>>>>

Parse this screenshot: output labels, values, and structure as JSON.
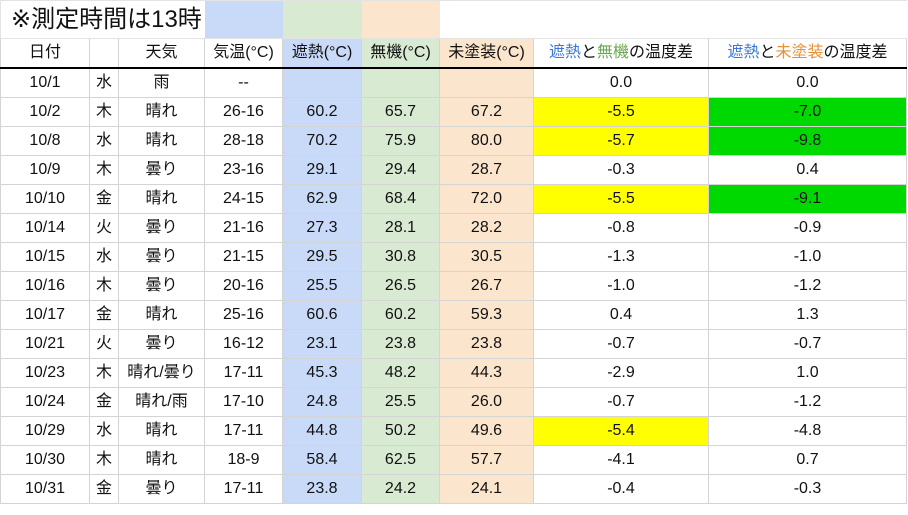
{
  "title": "※測定時間は13時",
  "headers": {
    "date": "日付",
    "weather": "天気",
    "air_temp": "気温(°C)",
    "heat_shield": "遮熱(°C)",
    "inorganic": "無機(°C)",
    "unpainted": "未塗装(°C)",
    "diff1": {
      "a": "遮熱",
      "mid": "と",
      "b": "無機",
      "suffix": "の温度差"
    },
    "diff2": {
      "a": "遮熱",
      "mid": "と",
      "b": "未塗装",
      "suffix": "の温度差"
    }
  },
  "colors": {
    "heat_shield_bg": "#c9daf8",
    "inorganic_bg": "#d9ead3",
    "unpainted_bg": "#fce5cd",
    "highlight_yellow": "#ffff00",
    "highlight_green": "#00d900"
  },
  "rows": [
    {
      "date": "10/1",
      "day": "水",
      "weather": "雨",
      "air": "--",
      "heat": "",
      "inorg": "",
      "unpaint": "",
      "d1": "0.0",
      "d2": "0.0",
      "h1": false,
      "h2": false
    },
    {
      "date": "10/2",
      "day": "木",
      "weather": "晴れ",
      "air": "26-16",
      "heat": "60.2",
      "inorg": "65.7",
      "unpaint": "67.2",
      "d1": "-5.5",
      "d2": "-7.0",
      "h1": true,
      "h2": true
    },
    {
      "date": "10/8",
      "day": "水",
      "weather": "晴れ",
      "air": "28-18",
      "heat": "70.2",
      "inorg": "75.9",
      "unpaint": "80.0",
      "d1": "-5.7",
      "d2": "-9.8",
      "h1": true,
      "h2": true
    },
    {
      "date": "10/9",
      "day": "木",
      "weather": "曇り",
      "air": "23-16",
      "heat": "29.1",
      "inorg": "29.4",
      "unpaint": "28.7",
      "d1": "-0.3",
      "d2": "0.4",
      "h1": false,
      "h2": false
    },
    {
      "date": "10/10",
      "day": "金",
      "weather": "晴れ",
      "air": "24-15",
      "heat": "62.9",
      "inorg": "68.4",
      "unpaint": "72.0",
      "d1": "-5.5",
      "d2": "-9.1",
      "h1": true,
      "h2": true
    },
    {
      "date": "10/14",
      "day": "火",
      "weather": "曇り",
      "air": "21-16",
      "heat": "27.3",
      "inorg": "28.1",
      "unpaint": "28.2",
      "d1": "-0.8",
      "d2": "-0.9",
      "h1": false,
      "h2": false
    },
    {
      "date": "10/15",
      "day": "水",
      "weather": "曇り",
      "air": "21-15",
      "heat": "29.5",
      "inorg": "30.8",
      "unpaint": "30.5",
      "d1": "-1.3",
      "d2": "-1.0",
      "h1": false,
      "h2": false
    },
    {
      "date": "10/16",
      "day": "木",
      "weather": "曇り",
      "air": "20-16",
      "heat": "25.5",
      "inorg": "26.5",
      "unpaint": "26.7",
      "d1": "-1.0",
      "d2": "-1.2",
      "h1": false,
      "h2": false
    },
    {
      "date": "10/17",
      "day": "金",
      "weather": "晴れ",
      "air": "25-16",
      "heat": "60.6",
      "inorg": "60.2",
      "unpaint": "59.3",
      "d1": "0.4",
      "d2": "1.3",
      "h1": false,
      "h2": false
    },
    {
      "date": "10/21",
      "day": "火",
      "weather": "曇り",
      "air": "16-12",
      "heat": "23.1",
      "inorg": "23.8",
      "unpaint": "23.8",
      "d1": "-0.7",
      "d2": "-0.7",
      "h1": false,
      "h2": false
    },
    {
      "date": "10/23",
      "day": "木",
      "weather": "晴れ/曇り",
      "air": "17-11",
      "heat": "45.3",
      "inorg": "48.2",
      "unpaint": "44.3",
      "d1": "-2.9",
      "d2": "1.0",
      "h1": false,
      "h2": false
    },
    {
      "date": "10/24",
      "day": "金",
      "weather": "晴れ/雨",
      "air": "17-10",
      "heat": "24.8",
      "inorg": "25.5",
      "unpaint": "26.0",
      "d1": "-0.7",
      "d2": "-1.2",
      "h1": false,
      "h2": false
    },
    {
      "date": "10/29",
      "day": "水",
      "weather": "晴れ",
      "air": "17-11",
      "heat": "44.8",
      "inorg": "50.2",
      "unpaint": "49.6",
      "d1": "-5.4",
      "d2": "-4.8",
      "h1": true,
      "h2": false
    },
    {
      "date": "10/30",
      "day": "木",
      "weather": "晴れ",
      "air": "18-9",
      "heat": "58.4",
      "inorg": "62.5",
      "unpaint": "57.7",
      "d1": "-4.1",
      "d2": "0.7",
      "h1": false,
      "h2": false
    },
    {
      "date": "10/31",
      "day": "金",
      "weather": "曇り",
      "air": "17-11",
      "heat": "23.8",
      "inorg": "24.2",
      "unpaint": "24.1",
      "d1": "-0.4",
      "d2": "-0.3",
      "h1": false,
      "h2": false
    }
  ]
}
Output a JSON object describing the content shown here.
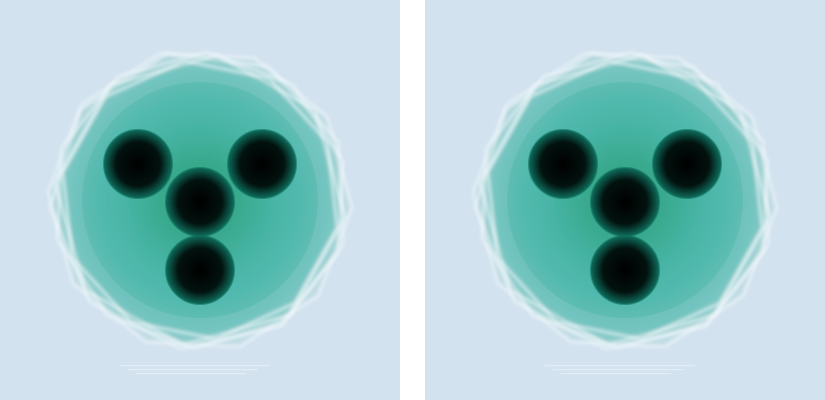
{
  "scene": {
    "background_color": "#d3e2ef",
    "gap_color": "#ffffff",
    "body_color": "#3fb3a4",
    "body_core_color": "#1f9a6c",
    "edge_color": "#f4fbff",
    "lobe_color": "#02120f",
    "lobe_rim_color": "#0e6b5a"
  },
  "panels": [
    {
      "name": "left-render",
      "description_shape": "decagonal-crystal-with-four-dark-lobes"
    },
    {
      "name": "right-render",
      "description_shape": "decagonal-crystal-with-four-dark-lobes"
    }
  ]
}
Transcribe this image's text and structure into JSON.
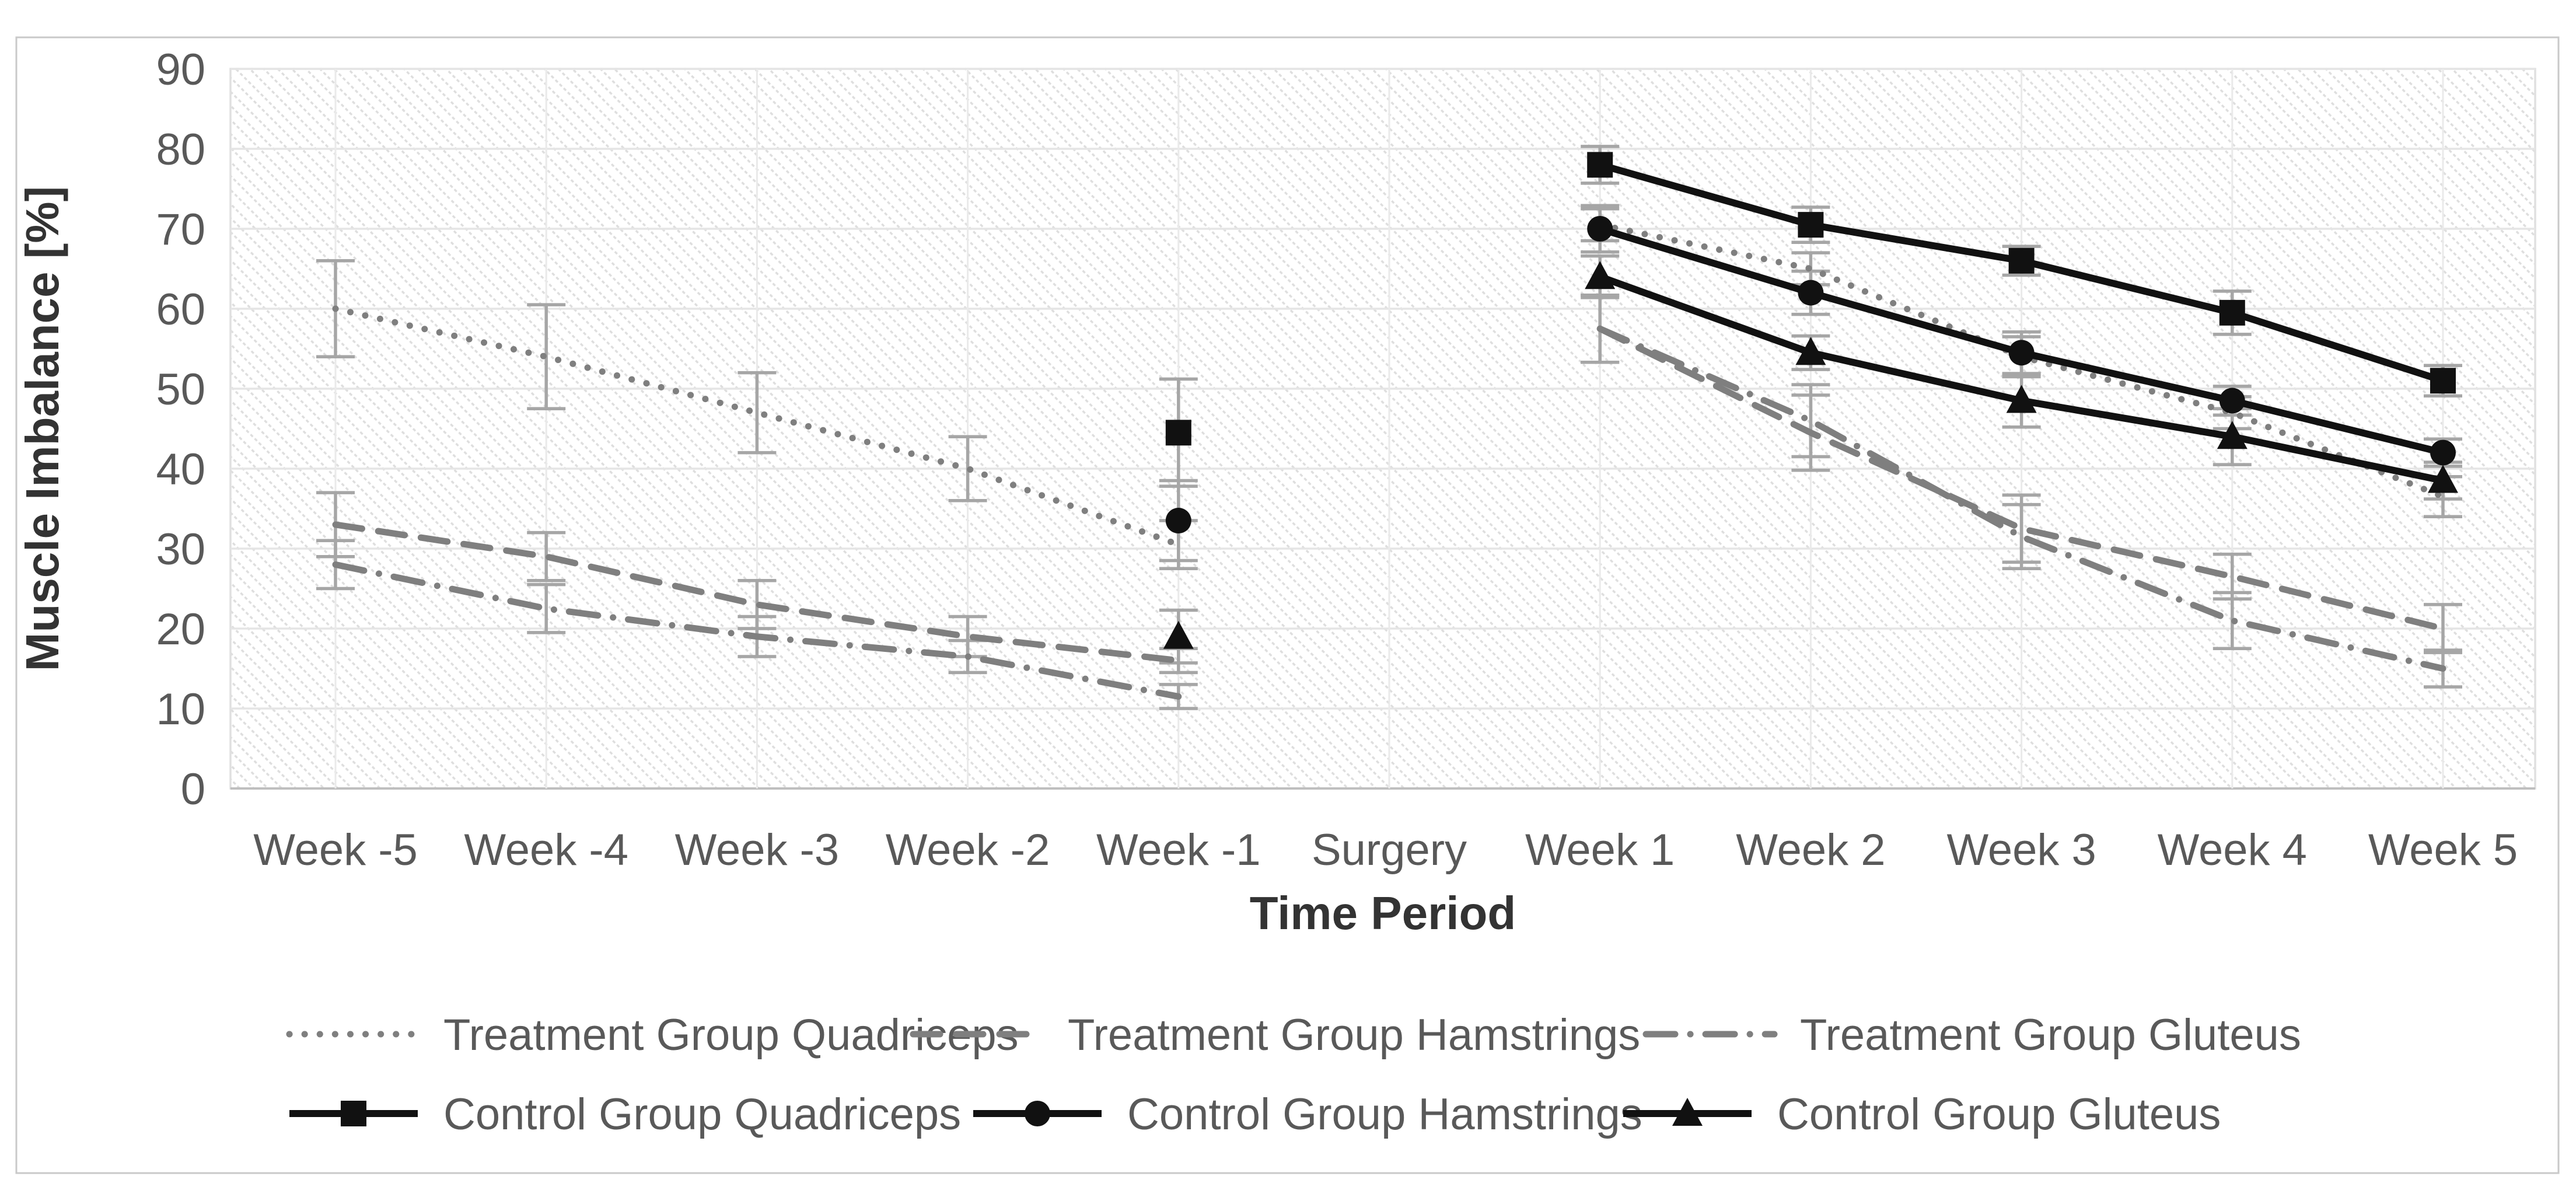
{
  "figure": {
    "background_color": "#ffffff",
    "border_color": "#c9c9c9",
    "plot_hatch_color": "#dedede",
    "gridline_color": "#e7e7e7",
    "error_bar_color": "#a6a6a6",
    "treatment_color": "#7f7f7f",
    "control_color": "#111111",
    "label_color": "#595959",
    "title_color": "#333333"
  },
  "chart_data": {
    "type": "line",
    "title": "",
    "xlabel": "Time Period",
    "ylabel": "Muscle Imbalance [%]",
    "ylim": [
      0,
      90
    ],
    "ytick_step": 10,
    "yticks": [
      90,
      80,
      70,
      60,
      50,
      40,
      30,
      20,
      10,
      0
    ],
    "categories": [
      "Week -5",
      "Week -4",
      "Week -3",
      "Week -2",
      "Week -1",
      "Surgery",
      "Week 1",
      "Week 2",
      "Week 3",
      "Week 4",
      "Week 5"
    ],
    "grid": "horizontal and vertical light gray gridlines, hatched plot area, gap at Surgery",
    "legend_position": "bottom, two rows",
    "series": [
      {
        "name": "Treatment Group Quadriceps",
        "group": "treatment",
        "line_style": "dotted",
        "marker": "none",
        "color": "#7f7f7f",
        "values": [
          60,
          54,
          47,
          40,
          30.5,
          null,
          70.5,
          65,
          54,
          47,
          36.5
        ],
        "error": [
          6,
          6.5,
          5,
          4,
          3,
          null,
          2,
          2,
          2.5,
          2,
          2.5
        ]
      },
      {
        "name": "Treatment Group Hamstrings",
        "group": "treatment",
        "line_style": "dashed",
        "marker": "none",
        "color": "#7f7f7f",
        "values": [
          33,
          29,
          23,
          19,
          16,
          null,
          57.5,
          44.5,
          32.5,
          26.5,
          20
        ],
        "error": [
          4,
          3,
          3,
          2.5,
          1.5,
          null,
          4.2,
          4.7,
          4.2,
          2.8,
          3
        ]
      },
      {
        "name": "Treatment Group Gluteus",
        "group": "treatment",
        "line_style": "dash-dot",
        "marker": "none",
        "color": "#7f7f7f",
        "values": [
          28,
          22.5,
          19,
          16.5,
          11.5,
          null,
          57.5,
          46,
          31.5,
          21,
          15
        ],
        "error": [
          3,
          3,
          2.5,
          2,
          1.5,
          null,
          4.2,
          4.5,
          4,
          3.5,
          2.3
        ]
      },
      {
        "name": "Control Group Quadriceps",
        "group": "control",
        "line_style": "solid",
        "marker": "square",
        "color": "#111111",
        "values": [
          null,
          null,
          null,
          null,
          44.5,
          null,
          78,
          70.5,
          66,
          59.5,
          51
        ],
        "error": [
          null,
          null,
          null,
          null,
          6.7,
          null,
          2.3,
          2.2,
          1.8,
          2.7,
          1.9
        ]
      },
      {
        "name": "Control Group Hamstrings",
        "group": "control",
        "line_style": "solid",
        "marker": "circle",
        "color": "#111111",
        "values": [
          null,
          null,
          null,
          null,
          33.5,
          null,
          70,
          62,
          54.5,
          48.5,
          42
        ],
        "error": [
          null,
          null,
          null,
          null,
          5,
          null,
          2.9,
          2.7,
          2.6,
          1.8,
          1.7
        ]
      },
      {
        "name": "Control Group Gluteus",
        "group": "control",
        "line_style": "solid",
        "marker": "triangle",
        "color": "#111111",
        "values": [
          null,
          null,
          null,
          null,
          19,
          null,
          64,
          54.5,
          48.5,
          44,
          38.5
        ],
        "error": [
          null,
          null,
          null,
          null,
          3.3,
          null,
          2.6,
          2.1,
          3.3,
          3.5,
          2.3
        ]
      }
    ]
  },
  "legend": {
    "rows": [
      [
        "Treatment Group Quadriceps",
        "Treatment Group Hamstrings",
        "Treatment Group Gluteus"
      ],
      [
        "Control Group Quadriceps",
        "Control Group Hamstrings",
        "Control Group Gluteus"
      ]
    ]
  }
}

<<<<

Find how many lines in the material hold the word "ffffff" and state that number alone.

→ Written response:
2